*WHAT YOU ARE ASKED TO DO*: Take the records underneath and set them down exactly.
- - - - - - -
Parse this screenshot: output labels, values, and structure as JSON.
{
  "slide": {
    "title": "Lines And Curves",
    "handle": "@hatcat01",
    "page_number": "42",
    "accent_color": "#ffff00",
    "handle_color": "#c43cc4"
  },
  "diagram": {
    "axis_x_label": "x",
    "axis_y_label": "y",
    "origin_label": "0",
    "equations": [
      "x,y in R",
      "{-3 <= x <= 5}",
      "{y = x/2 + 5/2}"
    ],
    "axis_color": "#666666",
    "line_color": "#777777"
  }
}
- - - - - - -
*OUTPUT*:
Parse this screenshot: output labels, values, and structure as JSON.
{
  "slide": {
    "title": "Lines And Curves",
    "handle": "@hatcat01",
    "page_number": "42",
    "accent_color": "#ffff00",
    "handle_color": "#c43cc4"
  },
  "diagram": {
    "axis_x_label": "x",
    "axis_y_label": "y",
    "origin_label": "0",
    "equations": [
      "x,y in R",
      "{-3 <= x <= 5}",
      "{y = x/2 + 5/2}"
    ],
    "axis_color": "#666666",
    "line_color": "#777777"
  }
}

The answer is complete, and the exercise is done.